§ DIRECTIVE:
Report the number of lines containing "History", with no other words.

══════

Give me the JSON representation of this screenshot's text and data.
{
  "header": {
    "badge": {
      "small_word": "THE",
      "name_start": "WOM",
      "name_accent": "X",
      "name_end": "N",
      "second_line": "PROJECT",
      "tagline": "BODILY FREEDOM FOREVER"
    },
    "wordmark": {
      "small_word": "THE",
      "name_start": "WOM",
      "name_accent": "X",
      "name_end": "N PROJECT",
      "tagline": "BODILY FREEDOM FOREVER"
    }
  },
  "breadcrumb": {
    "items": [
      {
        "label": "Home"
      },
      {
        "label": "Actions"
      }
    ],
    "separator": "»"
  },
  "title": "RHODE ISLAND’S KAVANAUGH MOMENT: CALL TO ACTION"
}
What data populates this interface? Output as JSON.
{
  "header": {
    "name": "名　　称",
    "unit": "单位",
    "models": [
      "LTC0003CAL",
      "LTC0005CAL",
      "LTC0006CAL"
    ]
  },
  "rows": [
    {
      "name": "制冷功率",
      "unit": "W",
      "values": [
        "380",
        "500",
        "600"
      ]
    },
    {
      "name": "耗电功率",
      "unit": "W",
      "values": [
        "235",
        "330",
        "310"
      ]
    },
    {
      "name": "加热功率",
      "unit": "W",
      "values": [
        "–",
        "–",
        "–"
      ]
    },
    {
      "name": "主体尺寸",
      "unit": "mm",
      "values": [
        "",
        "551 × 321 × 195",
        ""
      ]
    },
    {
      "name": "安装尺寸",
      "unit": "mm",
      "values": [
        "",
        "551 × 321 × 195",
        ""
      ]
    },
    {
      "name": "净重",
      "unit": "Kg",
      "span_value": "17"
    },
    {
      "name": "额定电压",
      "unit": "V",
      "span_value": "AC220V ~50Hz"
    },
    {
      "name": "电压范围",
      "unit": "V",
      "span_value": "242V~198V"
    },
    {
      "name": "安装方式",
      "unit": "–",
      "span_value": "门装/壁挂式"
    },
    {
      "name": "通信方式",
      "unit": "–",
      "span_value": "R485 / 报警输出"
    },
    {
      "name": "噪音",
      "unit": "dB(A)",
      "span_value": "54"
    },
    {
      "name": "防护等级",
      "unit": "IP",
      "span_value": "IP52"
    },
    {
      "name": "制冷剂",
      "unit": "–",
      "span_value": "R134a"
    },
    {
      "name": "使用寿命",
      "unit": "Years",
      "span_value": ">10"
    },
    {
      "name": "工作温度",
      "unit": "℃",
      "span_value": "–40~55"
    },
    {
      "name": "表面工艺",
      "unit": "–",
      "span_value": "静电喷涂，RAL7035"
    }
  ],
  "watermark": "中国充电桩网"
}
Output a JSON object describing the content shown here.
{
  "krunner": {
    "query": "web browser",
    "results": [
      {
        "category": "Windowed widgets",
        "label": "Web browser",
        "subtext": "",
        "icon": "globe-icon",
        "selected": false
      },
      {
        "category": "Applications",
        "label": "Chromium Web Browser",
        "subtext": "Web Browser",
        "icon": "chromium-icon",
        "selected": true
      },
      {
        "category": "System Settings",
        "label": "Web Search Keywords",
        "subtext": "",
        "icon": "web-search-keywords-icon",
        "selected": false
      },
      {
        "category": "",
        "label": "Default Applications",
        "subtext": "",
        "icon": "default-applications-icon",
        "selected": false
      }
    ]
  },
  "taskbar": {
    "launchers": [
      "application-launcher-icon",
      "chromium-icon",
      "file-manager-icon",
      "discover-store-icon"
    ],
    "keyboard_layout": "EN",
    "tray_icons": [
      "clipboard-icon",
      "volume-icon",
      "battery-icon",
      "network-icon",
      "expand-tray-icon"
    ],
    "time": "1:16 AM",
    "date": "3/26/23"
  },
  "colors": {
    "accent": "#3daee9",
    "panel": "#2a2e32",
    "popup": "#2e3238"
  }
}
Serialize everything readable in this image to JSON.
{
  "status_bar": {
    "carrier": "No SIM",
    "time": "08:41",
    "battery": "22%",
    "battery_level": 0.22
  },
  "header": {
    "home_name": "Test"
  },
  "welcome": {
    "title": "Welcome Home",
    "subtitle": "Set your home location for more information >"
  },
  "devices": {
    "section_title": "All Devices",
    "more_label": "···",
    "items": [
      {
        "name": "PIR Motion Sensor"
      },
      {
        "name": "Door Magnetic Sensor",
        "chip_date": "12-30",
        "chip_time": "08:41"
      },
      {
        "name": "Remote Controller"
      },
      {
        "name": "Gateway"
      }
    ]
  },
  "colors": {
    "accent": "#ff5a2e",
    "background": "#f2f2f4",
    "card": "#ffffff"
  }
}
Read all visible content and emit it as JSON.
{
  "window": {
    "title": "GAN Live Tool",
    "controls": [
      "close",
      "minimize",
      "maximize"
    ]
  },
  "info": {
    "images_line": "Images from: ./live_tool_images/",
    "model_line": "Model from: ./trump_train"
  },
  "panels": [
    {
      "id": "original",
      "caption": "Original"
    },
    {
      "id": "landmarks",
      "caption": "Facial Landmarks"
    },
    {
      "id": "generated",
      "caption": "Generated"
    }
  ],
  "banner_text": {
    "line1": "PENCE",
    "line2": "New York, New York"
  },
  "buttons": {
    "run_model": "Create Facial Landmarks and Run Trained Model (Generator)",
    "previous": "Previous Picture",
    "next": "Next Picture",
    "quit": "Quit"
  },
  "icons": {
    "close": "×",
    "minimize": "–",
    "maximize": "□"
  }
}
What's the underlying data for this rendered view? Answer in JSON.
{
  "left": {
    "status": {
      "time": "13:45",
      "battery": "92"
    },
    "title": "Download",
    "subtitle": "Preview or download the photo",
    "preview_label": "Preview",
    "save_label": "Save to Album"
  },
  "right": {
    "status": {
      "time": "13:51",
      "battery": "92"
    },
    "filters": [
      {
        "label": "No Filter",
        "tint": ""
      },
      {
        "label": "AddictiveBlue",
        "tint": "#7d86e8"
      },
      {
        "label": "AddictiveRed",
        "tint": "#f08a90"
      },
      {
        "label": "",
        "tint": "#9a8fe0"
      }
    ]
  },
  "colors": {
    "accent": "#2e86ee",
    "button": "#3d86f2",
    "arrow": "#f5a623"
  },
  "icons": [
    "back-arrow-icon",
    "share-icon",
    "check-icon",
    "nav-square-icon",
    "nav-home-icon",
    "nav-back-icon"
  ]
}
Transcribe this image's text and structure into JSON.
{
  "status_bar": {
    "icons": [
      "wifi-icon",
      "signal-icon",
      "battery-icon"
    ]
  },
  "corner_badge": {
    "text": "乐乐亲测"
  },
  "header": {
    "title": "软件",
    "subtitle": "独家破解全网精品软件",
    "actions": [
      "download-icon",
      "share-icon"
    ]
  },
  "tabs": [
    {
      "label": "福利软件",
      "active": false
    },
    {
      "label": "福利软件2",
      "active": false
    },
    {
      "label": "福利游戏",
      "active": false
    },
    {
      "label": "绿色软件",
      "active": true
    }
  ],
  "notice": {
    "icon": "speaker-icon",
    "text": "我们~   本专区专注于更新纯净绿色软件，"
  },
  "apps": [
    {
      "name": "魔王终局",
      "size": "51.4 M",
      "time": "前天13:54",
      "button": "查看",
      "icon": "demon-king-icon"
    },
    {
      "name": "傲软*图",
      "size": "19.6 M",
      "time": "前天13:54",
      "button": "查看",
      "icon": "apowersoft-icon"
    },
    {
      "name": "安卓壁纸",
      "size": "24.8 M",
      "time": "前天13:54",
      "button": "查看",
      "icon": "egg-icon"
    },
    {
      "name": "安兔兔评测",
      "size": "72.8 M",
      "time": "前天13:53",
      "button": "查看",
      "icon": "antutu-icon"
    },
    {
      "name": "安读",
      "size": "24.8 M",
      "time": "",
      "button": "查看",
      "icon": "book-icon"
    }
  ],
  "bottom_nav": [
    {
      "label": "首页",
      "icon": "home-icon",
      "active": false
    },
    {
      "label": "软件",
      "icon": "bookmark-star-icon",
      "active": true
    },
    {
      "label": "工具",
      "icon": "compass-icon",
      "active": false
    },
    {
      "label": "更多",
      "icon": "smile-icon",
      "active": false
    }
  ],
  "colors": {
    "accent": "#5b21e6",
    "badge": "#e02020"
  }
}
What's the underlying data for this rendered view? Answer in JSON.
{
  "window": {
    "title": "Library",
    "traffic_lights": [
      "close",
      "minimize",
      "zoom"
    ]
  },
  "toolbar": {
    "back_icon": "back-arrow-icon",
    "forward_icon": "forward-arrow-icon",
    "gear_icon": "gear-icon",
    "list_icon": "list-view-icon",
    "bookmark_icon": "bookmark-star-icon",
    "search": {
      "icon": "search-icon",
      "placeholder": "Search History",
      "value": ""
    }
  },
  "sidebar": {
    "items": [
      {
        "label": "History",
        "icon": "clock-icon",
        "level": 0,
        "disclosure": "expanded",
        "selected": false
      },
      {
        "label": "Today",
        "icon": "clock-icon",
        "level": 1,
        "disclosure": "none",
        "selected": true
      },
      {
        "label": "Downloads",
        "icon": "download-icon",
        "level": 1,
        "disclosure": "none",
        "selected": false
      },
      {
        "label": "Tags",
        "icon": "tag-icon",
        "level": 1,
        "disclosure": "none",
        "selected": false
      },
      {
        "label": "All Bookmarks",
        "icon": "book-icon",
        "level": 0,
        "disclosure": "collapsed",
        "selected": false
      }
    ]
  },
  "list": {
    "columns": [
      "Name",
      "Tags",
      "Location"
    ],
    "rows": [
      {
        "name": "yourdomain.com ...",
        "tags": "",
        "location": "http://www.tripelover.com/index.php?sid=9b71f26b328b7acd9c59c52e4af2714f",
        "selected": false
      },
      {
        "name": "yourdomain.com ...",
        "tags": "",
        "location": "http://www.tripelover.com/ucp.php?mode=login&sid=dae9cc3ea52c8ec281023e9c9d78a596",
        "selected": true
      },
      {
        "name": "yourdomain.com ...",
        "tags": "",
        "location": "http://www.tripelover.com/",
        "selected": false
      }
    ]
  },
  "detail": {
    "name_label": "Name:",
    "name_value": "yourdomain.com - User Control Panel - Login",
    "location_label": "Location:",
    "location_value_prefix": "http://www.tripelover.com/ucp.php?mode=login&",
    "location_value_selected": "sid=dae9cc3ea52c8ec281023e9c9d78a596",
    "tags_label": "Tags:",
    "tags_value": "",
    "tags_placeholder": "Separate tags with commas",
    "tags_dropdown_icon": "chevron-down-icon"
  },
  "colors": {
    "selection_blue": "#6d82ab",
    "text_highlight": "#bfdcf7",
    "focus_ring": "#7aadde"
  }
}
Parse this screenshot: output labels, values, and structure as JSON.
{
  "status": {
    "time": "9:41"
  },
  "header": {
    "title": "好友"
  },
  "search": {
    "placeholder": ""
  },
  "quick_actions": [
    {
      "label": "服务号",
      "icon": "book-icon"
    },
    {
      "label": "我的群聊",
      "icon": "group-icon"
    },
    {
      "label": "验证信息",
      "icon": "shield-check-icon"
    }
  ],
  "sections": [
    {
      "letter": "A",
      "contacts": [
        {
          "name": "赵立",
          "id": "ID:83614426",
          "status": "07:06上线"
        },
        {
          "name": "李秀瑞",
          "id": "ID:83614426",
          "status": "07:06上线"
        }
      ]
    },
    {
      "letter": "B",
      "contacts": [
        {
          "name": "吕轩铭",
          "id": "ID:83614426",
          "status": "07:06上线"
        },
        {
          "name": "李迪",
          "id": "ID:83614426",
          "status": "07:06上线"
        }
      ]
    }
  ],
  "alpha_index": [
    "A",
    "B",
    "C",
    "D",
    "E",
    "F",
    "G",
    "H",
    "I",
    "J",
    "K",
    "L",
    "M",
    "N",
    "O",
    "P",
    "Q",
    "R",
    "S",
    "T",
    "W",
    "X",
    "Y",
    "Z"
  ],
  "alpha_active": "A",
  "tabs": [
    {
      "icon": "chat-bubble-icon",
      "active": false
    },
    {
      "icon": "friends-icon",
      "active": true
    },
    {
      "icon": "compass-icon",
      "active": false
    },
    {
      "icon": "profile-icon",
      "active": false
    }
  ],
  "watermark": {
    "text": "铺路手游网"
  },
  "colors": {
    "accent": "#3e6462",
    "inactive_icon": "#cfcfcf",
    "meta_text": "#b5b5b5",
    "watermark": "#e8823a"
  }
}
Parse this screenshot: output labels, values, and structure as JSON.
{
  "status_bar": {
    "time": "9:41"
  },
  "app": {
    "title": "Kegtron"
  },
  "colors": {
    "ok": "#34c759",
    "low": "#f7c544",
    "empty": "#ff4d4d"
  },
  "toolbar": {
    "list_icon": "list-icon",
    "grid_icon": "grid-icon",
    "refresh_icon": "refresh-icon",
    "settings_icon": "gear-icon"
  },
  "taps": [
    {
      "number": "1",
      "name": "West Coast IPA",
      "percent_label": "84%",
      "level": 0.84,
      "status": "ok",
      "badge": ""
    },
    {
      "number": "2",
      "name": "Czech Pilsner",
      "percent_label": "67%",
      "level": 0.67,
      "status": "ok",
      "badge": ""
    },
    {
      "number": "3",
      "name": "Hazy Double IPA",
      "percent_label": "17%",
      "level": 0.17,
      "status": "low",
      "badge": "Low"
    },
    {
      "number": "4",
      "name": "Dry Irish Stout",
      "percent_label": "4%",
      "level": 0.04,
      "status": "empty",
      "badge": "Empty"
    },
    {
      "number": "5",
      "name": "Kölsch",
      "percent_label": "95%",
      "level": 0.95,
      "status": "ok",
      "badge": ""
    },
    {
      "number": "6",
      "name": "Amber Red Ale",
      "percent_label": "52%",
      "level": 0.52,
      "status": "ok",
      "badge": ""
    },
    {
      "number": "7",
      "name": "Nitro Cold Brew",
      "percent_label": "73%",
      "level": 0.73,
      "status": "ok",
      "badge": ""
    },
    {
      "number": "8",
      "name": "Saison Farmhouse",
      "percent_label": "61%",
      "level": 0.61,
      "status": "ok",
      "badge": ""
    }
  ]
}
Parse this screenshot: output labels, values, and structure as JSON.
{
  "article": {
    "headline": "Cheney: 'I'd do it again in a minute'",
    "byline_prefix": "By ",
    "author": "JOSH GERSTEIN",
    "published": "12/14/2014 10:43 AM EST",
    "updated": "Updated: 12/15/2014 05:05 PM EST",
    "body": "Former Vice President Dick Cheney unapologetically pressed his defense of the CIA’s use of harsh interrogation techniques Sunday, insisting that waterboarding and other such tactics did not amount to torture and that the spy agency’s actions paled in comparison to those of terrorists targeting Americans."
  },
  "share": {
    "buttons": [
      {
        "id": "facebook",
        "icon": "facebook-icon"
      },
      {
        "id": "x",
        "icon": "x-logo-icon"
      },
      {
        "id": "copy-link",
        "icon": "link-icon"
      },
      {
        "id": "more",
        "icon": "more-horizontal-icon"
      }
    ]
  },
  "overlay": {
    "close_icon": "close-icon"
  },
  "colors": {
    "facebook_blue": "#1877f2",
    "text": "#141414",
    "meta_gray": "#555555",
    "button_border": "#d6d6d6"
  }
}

══════

§ FINISHED TASK:
2